> [EXERCISE GOAL]:
Set down the material below word for word, excluding the pictures.

> [ENTRIES SUPPLIED]:

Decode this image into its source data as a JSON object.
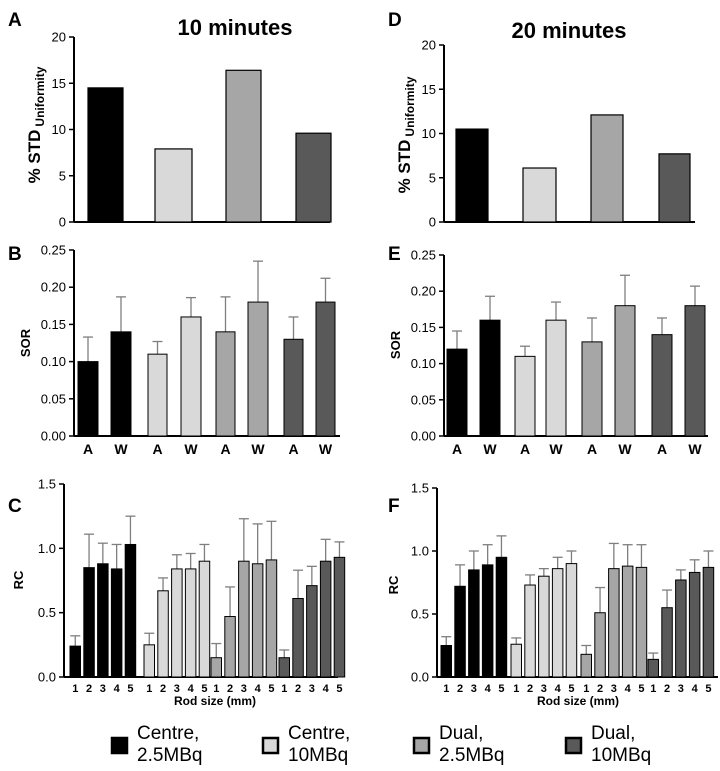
{
  "colors": {
    "centre_2_5": "#000000",
    "centre_10": "#d9d9d9",
    "dual_2_5": "#a6a6a6",
    "dual_10": "#595959",
    "axis": "#000000",
    "error_bar": "#7f7f7f"
  },
  "legend": {
    "items": [
      {
        "line1": "Centre,",
        "line2": "2.5MBq",
        "color_key": "centre_2_5"
      },
      {
        "line1": "Centre,",
        "line2": "10MBq",
        "color_key": "centre_10"
      },
      {
        "line1": "Dual,",
        "line2": "2.5MBq",
        "color_key": "dual_2_5"
      },
      {
        "line1": "Dual,",
        "line2": "10MBq",
        "color_key": "dual_10"
      }
    ]
  },
  "chart_data": [
    {
      "id": "A",
      "panel_label": "A",
      "type": "bar",
      "title": "10 minutes",
      "ylabel_main": "% STD",
      "ylabel_sub": "Uniformity",
      "ylim": [
        0,
        20
      ],
      "yticks": [
        "0",
        "5",
        "10",
        "15",
        "20"
      ],
      "categories": [
        "Centre, 2.5MBq",
        "Centre, 10MBq",
        "Dual, 2.5MBq",
        "Dual, 10MBq"
      ],
      "values": [
        14.5,
        7.9,
        16.4,
        9.6
      ]
    },
    {
      "id": "D",
      "panel_label": "D",
      "type": "bar",
      "title": "20 minutes",
      "ylabel_main": "% STD",
      "ylabel_sub": "Uniformity",
      "ylim": [
        0,
        20
      ],
      "yticks": [
        "0",
        "5",
        "10",
        "15",
        "20"
      ],
      "categories": [
        "Centre, 2.5MBq",
        "Centre, 10MBq",
        "Dual, 2.5MBq",
        "Dual, 10MBq"
      ],
      "values": [
        10.5,
        6.1,
        12.1,
        7.7
      ]
    },
    {
      "id": "B",
      "panel_label": "B",
      "type": "bar",
      "ylabel": "SOR",
      "ylim": [
        0,
        0.25
      ],
      "yticks": [
        "0.00",
        "0.05",
        "0.10",
        "0.15",
        "0.20",
        "0.25"
      ],
      "xticks": [
        "A",
        "W"
      ],
      "series": [
        {
          "name": "Centre, 2.5MBq",
          "values": [
            0.1,
            0.14
          ],
          "errors": [
            0.033,
            0.047
          ]
        },
        {
          "name": "Centre, 10MBq",
          "values": [
            0.11,
            0.16
          ],
          "errors": [
            0.017,
            0.026
          ]
        },
        {
          "name": "Dual, 2.5MBq",
          "values": [
            0.14,
            0.18
          ],
          "errors": [
            0.047,
            0.055
          ]
        },
        {
          "name": "Dual, 10MBq",
          "values": [
            0.13,
            0.18
          ],
          "errors": [
            0.03,
            0.032
          ]
        }
      ]
    },
    {
      "id": "E",
      "panel_label": "E",
      "type": "bar",
      "ylabel": "SOR",
      "ylim": [
        0,
        0.25
      ],
      "yticks": [
        "0.00",
        "0.05",
        "0.10",
        "0.15",
        "0.20",
        "0.25"
      ],
      "xticks": [
        "A",
        "W"
      ],
      "series": [
        {
          "name": "Centre, 2.5MBq",
          "values": [
            0.12,
            0.16
          ],
          "errors": [
            0.025,
            0.033
          ]
        },
        {
          "name": "Centre, 10MBq",
          "values": [
            0.11,
            0.16
          ],
          "errors": [
            0.014,
            0.025
          ]
        },
        {
          "name": "Dual, 2.5MBq",
          "values": [
            0.13,
            0.18
          ],
          "errors": [
            0.033,
            0.042
          ]
        },
        {
          "name": "Dual, 10MBq",
          "values": [
            0.14,
            0.18
          ],
          "errors": [
            0.023,
            0.027
          ]
        }
      ]
    },
    {
      "id": "C",
      "panel_label": "C",
      "type": "bar",
      "ylabel": "RC",
      "xlabel": "Rod size  (mm)",
      "ylim": [
        0,
        1.5
      ],
      "yticks": [
        "0.0",
        "0.5",
        "1.0",
        "1.5"
      ],
      "xticks": [
        "1",
        "2",
        "3",
        "4",
        "5"
      ],
      "series": [
        {
          "name": "Centre, 2.5MBq",
          "values": [
            0.24,
            0.85,
            0.88,
            0.84,
            1.03
          ],
          "errors": [
            0.08,
            0.26,
            0.16,
            0.19,
            0.22
          ]
        },
        {
          "name": "Centre, 10MBq",
          "values": [
            0.25,
            0.67,
            0.84,
            0.84,
            0.9
          ],
          "errors": [
            0.09,
            0.1,
            0.11,
            0.12,
            0.13
          ]
        },
        {
          "name": "Dual, 2.5MBq",
          "values": [
            0.15,
            0.47,
            0.9,
            0.88,
            0.91
          ],
          "errors": [
            0.11,
            0.23,
            0.33,
            0.31,
            0.3
          ]
        },
        {
          "name": "Dual, 10MBq",
          "values": [
            0.15,
            0.61,
            0.71,
            0.9,
            0.93
          ],
          "errors": [
            0.06,
            0.22,
            0.15,
            0.17,
            0.12
          ]
        }
      ]
    },
    {
      "id": "F",
      "panel_label": "F",
      "type": "bar",
      "ylabel": "RC",
      "xlabel": "Rod size  (mm)",
      "ylim": [
        0,
        1.5
      ],
      "yticks": [
        "0.0",
        "0.5",
        "1.0",
        "1.5"
      ],
      "xticks": [
        "1",
        "2",
        "3",
        "4",
        "5"
      ],
      "series": [
        {
          "name": "Centre, 2.5MBq",
          "values": [
            0.25,
            0.72,
            0.85,
            0.89,
            0.95
          ],
          "errors": [
            0.07,
            0.17,
            0.15,
            0.16,
            0.17
          ]
        },
        {
          "name": "Centre, 10MBq",
          "values": [
            0.26,
            0.73,
            0.8,
            0.86,
            0.9
          ],
          "errors": [
            0.05,
            0.08,
            0.06,
            0.09,
            0.1
          ]
        },
        {
          "name": "Dual, 2.5MBq",
          "values": [
            0.18,
            0.51,
            0.86,
            0.88,
            0.87
          ],
          "errors": [
            0.07,
            0.2,
            0.2,
            0.17,
            0.18
          ]
        },
        {
          "name": "Dual, 10MBq",
          "values": [
            0.14,
            0.55,
            0.77,
            0.83,
            0.87
          ],
          "errors": [
            0.05,
            0.14,
            0.08,
            0.1,
            0.13
          ]
        }
      ]
    }
  ]
}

> [TASK RESPONSE]:
Decode this image into its source data as a JSON object.
{
  "colors": {
    "centre_2_5": "#000000",
    "centre_10": "#d9d9d9",
    "dual_2_5": "#a6a6a6",
    "dual_10": "#595959",
    "axis": "#000000",
    "error_bar": "#7f7f7f"
  },
  "legend": {
    "items": [
      {
        "line1": "Centre,",
        "line2": "2.5MBq",
        "color_key": "centre_2_5"
      },
      {
        "line1": "Centre,",
        "line2": "10MBq",
        "color_key": "centre_10"
      },
      {
        "line1": "Dual,",
        "line2": "2.5MBq",
        "color_key": "dual_2_5"
      },
      {
        "line1": "Dual,",
        "line2": "10MBq",
        "color_key": "dual_10"
      }
    ]
  },
  "chart_data": [
    {
      "id": "A",
      "panel_label": "A",
      "type": "bar",
      "title": "10 minutes",
      "ylabel_main": "% STD",
      "ylabel_sub": "Uniformity",
      "ylim": [
        0,
        20
      ],
      "yticks": [
        "0",
        "5",
        "10",
        "15",
        "20"
      ],
      "categories": [
        "Centre, 2.5MBq",
        "Centre, 10MBq",
        "Dual, 2.5MBq",
        "Dual, 10MBq"
      ],
      "values": [
        14.5,
        7.9,
        16.4,
        9.6
      ]
    },
    {
      "id": "D",
      "panel_label": "D",
      "type": "bar",
      "title": "20 minutes",
      "ylabel_main": "% STD",
      "ylabel_sub": "Uniformity",
      "ylim": [
        0,
        20
      ],
      "yticks": [
        "0",
        "5",
        "10",
        "15",
        "20"
      ],
      "categories": [
        "Centre, 2.5MBq",
        "Centre, 10MBq",
        "Dual, 2.5MBq",
        "Dual, 10MBq"
      ],
      "values": [
        10.5,
        6.1,
        12.1,
        7.7
      ]
    },
    {
      "id": "B",
      "panel_label": "B",
      "type": "bar",
      "ylabel": "SOR",
      "ylim": [
        0,
        0.25
      ],
      "yticks": [
        "0.00",
        "0.05",
        "0.10",
        "0.15",
        "0.20",
        "0.25"
      ],
      "xticks": [
        "A",
        "W"
      ],
      "series": [
        {
          "name": "Centre, 2.5MBq",
          "values": [
            0.1,
            0.14
          ],
          "errors": [
            0.033,
            0.047
          ]
        },
        {
          "name": "Centre, 10MBq",
          "values": [
            0.11,
            0.16
          ],
          "errors": [
            0.017,
            0.026
          ]
        },
        {
          "name": "Dual, 2.5MBq",
          "values": [
            0.14,
            0.18
          ],
          "errors": [
            0.047,
            0.055
          ]
        },
        {
          "name": "Dual, 10MBq",
          "values": [
            0.13,
            0.18
          ],
          "errors": [
            0.03,
            0.032
          ]
        }
      ]
    },
    {
      "id": "E",
      "panel_label": "E",
      "type": "bar",
      "ylabel": "SOR",
      "ylim": [
        0,
        0.25
      ],
      "yticks": [
        "0.00",
        "0.05",
        "0.10",
        "0.15",
        "0.20",
        "0.25"
      ],
      "xticks": [
        "A",
        "W"
      ],
      "series": [
        {
          "name": "Centre, 2.5MBq",
          "values": [
            0.12,
            0.16
          ],
          "errors": [
            0.025,
            0.033
          ]
        },
        {
          "name": "Centre, 10MBq",
          "values": [
            0.11,
            0.16
          ],
          "errors": [
            0.014,
            0.025
          ]
        },
        {
          "name": "Dual, 2.5MBq",
          "values": [
            0.13,
            0.18
          ],
          "errors": [
            0.033,
            0.042
          ]
        },
        {
          "name": "Dual, 10MBq",
          "values": [
            0.14,
            0.18
          ],
          "errors": [
            0.023,
            0.027
          ]
        }
      ]
    },
    {
      "id": "C",
      "panel_label": "C",
      "type": "bar",
      "ylabel": "RC",
      "xlabel": "Rod size  (mm)",
      "ylim": [
        0,
        1.5
      ],
      "yticks": [
        "0.0",
        "0.5",
        "1.0",
        "1.5"
      ],
      "xticks": [
        "1",
        "2",
        "3",
        "4",
        "5"
      ],
      "series": [
        {
          "name": "Centre, 2.5MBq",
          "values": [
            0.24,
            0.85,
            0.88,
            0.84,
            1.03
          ],
          "errors": [
            0.08,
            0.26,
            0.16,
            0.19,
            0.22
          ]
        },
        {
          "name": "Centre, 10MBq",
          "values": [
            0.25,
            0.67,
            0.84,
            0.84,
            0.9
          ],
          "errors": [
            0.09,
            0.1,
            0.11,
            0.12,
            0.13
          ]
        },
        {
          "name": "Dual, 2.5MBq",
          "values": [
            0.15,
            0.47,
            0.9,
            0.88,
            0.91
          ],
          "errors": [
            0.11,
            0.23,
            0.33,
            0.31,
            0.3
          ]
        },
        {
          "name": "Dual, 10MBq",
          "values": [
            0.15,
            0.61,
            0.71,
            0.9,
            0.93
          ],
          "errors": [
            0.06,
            0.22,
            0.15,
            0.17,
            0.12
          ]
        }
      ]
    },
    {
      "id": "F",
      "panel_label": "F",
      "type": "bar",
      "ylabel": "RC",
      "xlabel": "Rod size  (mm)",
      "ylim": [
        0,
        1.5
      ],
      "yticks": [
        "0.0",
        "0.5",
        "1.0",
        "1.5"
      ],
      "xticks": [
        "1",
        "2",
        "3",
        "4",
        "5"
      ],
      "series": [
        {
          "name": "Centre, 2.5MBq",
          "values": [
            0.25,
            0.72,
            0.85,
            0.89,
            0.95
          ],
          "errors": [
            0.07,
            0.17,
            0.15,
            0.16,
            0.17
          ]
        },
        {
          "name": "Centre, 10MBq",
          "values": [
            0.26,
            0.73,
            0.8,
            0.86,
            0.9
          ],
          "errors": [
            0.05,
            0.08,
            0.06,
            0.09,
            0.1
          ]
        },
        {
          "name": "Dual, 2.5MBq",
          "values": [
            0.18,
            0.51,
            0.86,
            0.88,
            0.87
          ],
          "errors": [
            0.07,
            0.2,
            0.2,
            0.17,
            0.18
          ]
        },
        {
          "name": "Dual, 10MBq",
          "values": [
            0.14,
            0.55,
            0.77,
            0.83,
            0.87
          ],
          "errors": [
            0.05,
            0.14,
            0.08,
            0.1,
            0.13
          ]
        }
      ]
    }
  ]
}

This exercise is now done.